* **WHAT IS EXPECTED**
Reproduce the records below exactly as they appear, omitting any pictures they contain.

* **STORED RECORDS**

****

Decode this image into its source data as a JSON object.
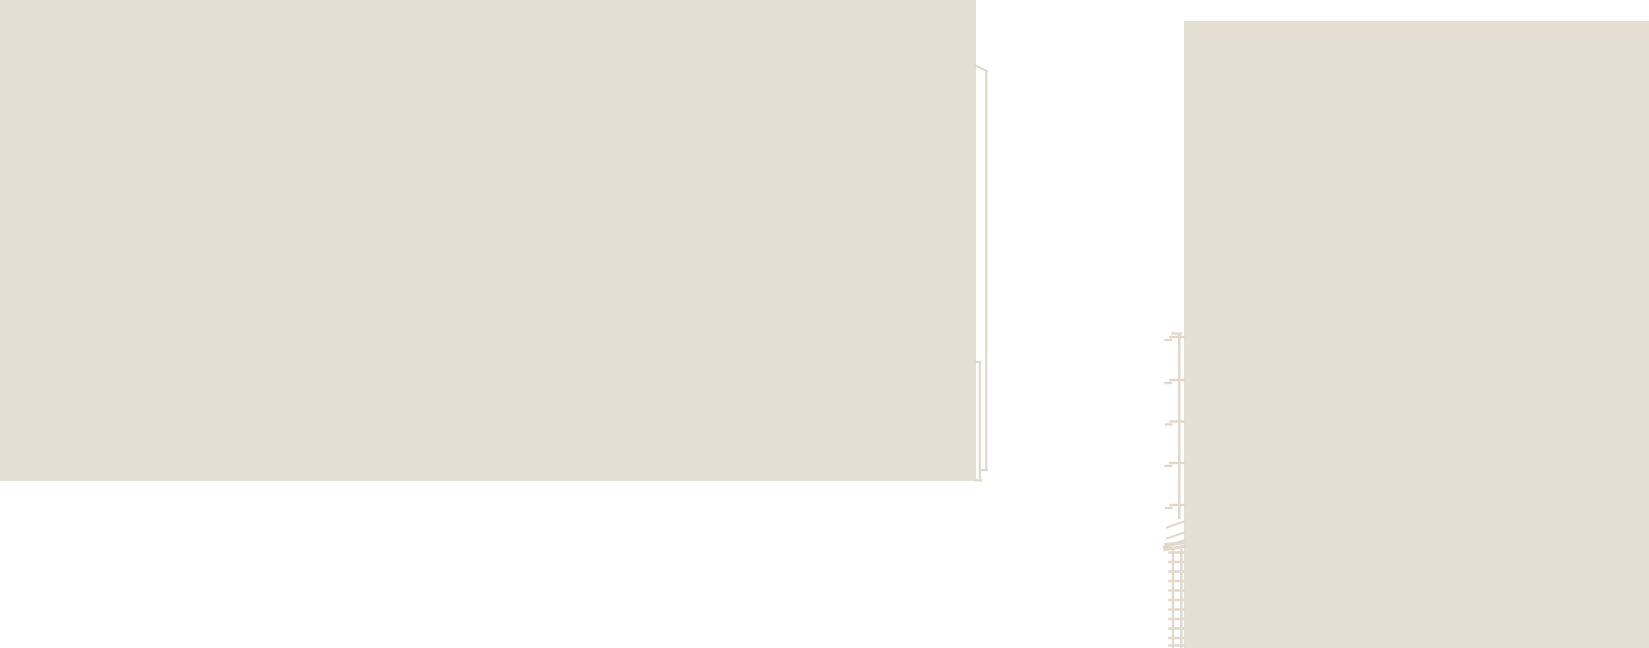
{
  "canvas": {
    "width": 1649,
    "height": 648,
    "background_color": "#ffffff"
  },
  "palette": {
    "panel_fill": "#e5ded3",
    "line_color": "#e2d9cb"
  },
  "left_stack": {
    "front_rect": {
      "x": 0,
      "y": 0,
      "w": 976,
      "h": 481
    },
    "edge_segments": [
      [
        975,
        65.5,
        987,
        71
      ],
      [
        986.3,
        71,
        986.3,
        470
      ],
      [
        979.8,
        470,
        986.8,
        470
      ],
      [
        979.8,
        362,
        979.8,
        480.5
      ],
      [
        975,
        362,
        980.3,
        362
      ],
      [
        975,
        480.3,
        981,
        480.3
      ]
    ]
  },
  "right_panel": {
    "rect": {
      "x": 1184,
      "y": 21,
      "w": 465,
      "h": 627
    },
    "coil": {
      "mast_and_ticks": [
        [
          1179.3,
          334,
          1179.3,
          518
        ],
        [
          1172.5,
          333.5,
          1181,
          333.5
        ],
        [
          1170.5,
          337,
          1184,
          337
        ],
        [
          1165.5,
          340,
          1171,
          340
        ],
        [
          1170.5,
          380,
          1184,
          380
        ],
        [
          1165.5,
          383,
          1171,
          383
        ],
        [
          1170.5,
          421.5,
          1184,
          421.5
        ],
        [
          1166,
          424.5,
          1171.5,
          424.5
        ],
        [
          1170,
          463,
          1184,
          463
        ],
        [
          1165.5,
          466,
          1171,
          466
        ],
        [
          1170.5,
          505,
          1184,
          505
        ],
        [
          1166,
          508,
          1171.5,
          508
        ]
      ],
      "slant_segments": [
        [
          1167,
          527.5,
          1184,
          521.5
        ],
        [
          1167,
          538.5,
          1184,
          532.5
        ]
      ],
      "scribble_segments": [
        [
          1164.5,
          547,
          1184,
          541
        ],
        [
          1166,
          544.5,
          1182.5,
          543
        ],
        [
          1165,
          549.5,
          1184,
          546.5
        ]
      ],
      "ladder_segments": [
        [
          1173,
          550,
          1173,
          646.5
        ],
        [
          1181.3,
          550,
          1181.3,
          646.5
        ],
        [
          1169.5,
          552.5,
          1183.5,
          552.5
        ],
        [
          1169.5,
          562,
          1183.5,
          562
        ],
        [
          1169.5,
          571.5,
          1183.5,
          571.5
        ],
        [
          1169.5,
          581,
          1183.5,
          581
        ],
        [
          1169.5,
          590.5,
          1183.5,
          590.5
        ],
        [
          1169.5,
          600,
          1183.5,
          600
        ],
        [
          1169.5,
          609.5,
          1183.5,
          609.5
        ],
        [
          1169.5,
          619,
          1183.5,
          619
        ],
        [
          1169.5,
          628.5,
          1183.5,
          628.5
        ],
        [
          1169.5,
          638,
          1183.5,
          638
        ],
        [
          1169.5,
          645.5,
          1184,
          645.5
        ]
      ]
    }
  }
}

****

* **FINISHED TASK**
Decode this image into its source data as a JSON object.
{
  "canvas": {
    "width": 1649,
    "height": 648,
    "background_color": "#ffffff"
  },
  "palette": {
    "panel_fill": "#e5ded3",
    "line_color": "#e2d9cb"
  },
  "left_stack": {
    "front_rect": {
      "x": 0,
      "y": 0,
      "w": 976,
      "h": 481
    },
    "edge_segments": [
      [
        975,
        65.5,
        987,
        71
      ],
      [
        986.3,
        71,
        986.3,
        470
      ],
      [
        979.8,
        470,
        986.8,
        470
      ],
      [
        979.8,
        362,
        979.8,
        480.5
      ],
      [
        975,
        362,
        980.3,
        362
      ],
      [
        975,
        480.3,
        981,
        480.3
      ]
    ]
  },
  "right_panel": {
    "rect": {
      "x": 1184,
      "y": 21,
      "w": 465,
      "h": 627
    },
    "coil": {
      "mast_and_ticks": [
        [
          1179.3,
          334,
          1179.3,
          518
        ],
        [
          1172.5,
          333.5,
          1181,
          333.5
        ],
        [
          1170.5,
          337,
          1184,
          337
        ],
        [
          1165.5,
          340,
          1171,
          340
        ],
        [
          1170.5,
          380,
          1184,
          380
        ],
        [
          1165.5,
          383,
          1171,
          383
        ],
        [
          1170.5,
          421.5,
          1184,
          421.5
        ],
        [
          1166,
          424.5,
          1171.5,
          424.5
        ],
        [
          1170,
          463,
          1184,
          463
        ],
        [
          1165.5,
          466,
          1171,
          466
        ],
        [
          1170.5,
          505,
          1184,
          505
        ],
        [
          1166,
          508,
          1171.5,
          508
        ]
      ],
      "slant_segments": [
        [
          1167,
          527.5,
          1184,
          521.5
        ],
        [
          1167,
          538.5,
          1184,
          532.5
        ]
      ],
      "scribble_segments": [
        [
          1164.5,
          547,
          1184,
          541
        ],
        [
          1166,
          544.5,
          1182.5,
          543
        ],
        [
          1165,
          549.5,
          1184,
          546.5
        ]
      ],
      "ladder_segments": [
        [
          1173,
          550,
          1173,
          646.5
        ],
        [
          1181.3,
          550,
          1181.3,
          646.5
        ],
        [
          1169.5,
          552.5,
          1183.5,
          552.5
        ],
        [
          1169.5,
          562,
          1183.5,
          562
        ],
        [
          1169.5,
          571.5,
          1183.5,
          571.5
        ],
        [
          1169.5,
          581,
          1183.5,
          581
        ],
        [
          1169.5,
          590.5,
          1183.5,
          590.5
        ],
        [
          1169.5,
          600,
          1183.5,
          600
        ],
        [
          1169.5,
          609.5,
          1183.5,
          609.5
        ],
        [
          1169.5,
          619,
          1183.5,
          619
        ],
        [
          1169.5,
          628.5,
          1183.5,
          628.5
        ],
        [
          1169.5,
          638,
          1183.5,
          638
        ],
        [
          1169.5,
          645.5,
          1184,
          645.5
        ]
      ]
    }
  }
}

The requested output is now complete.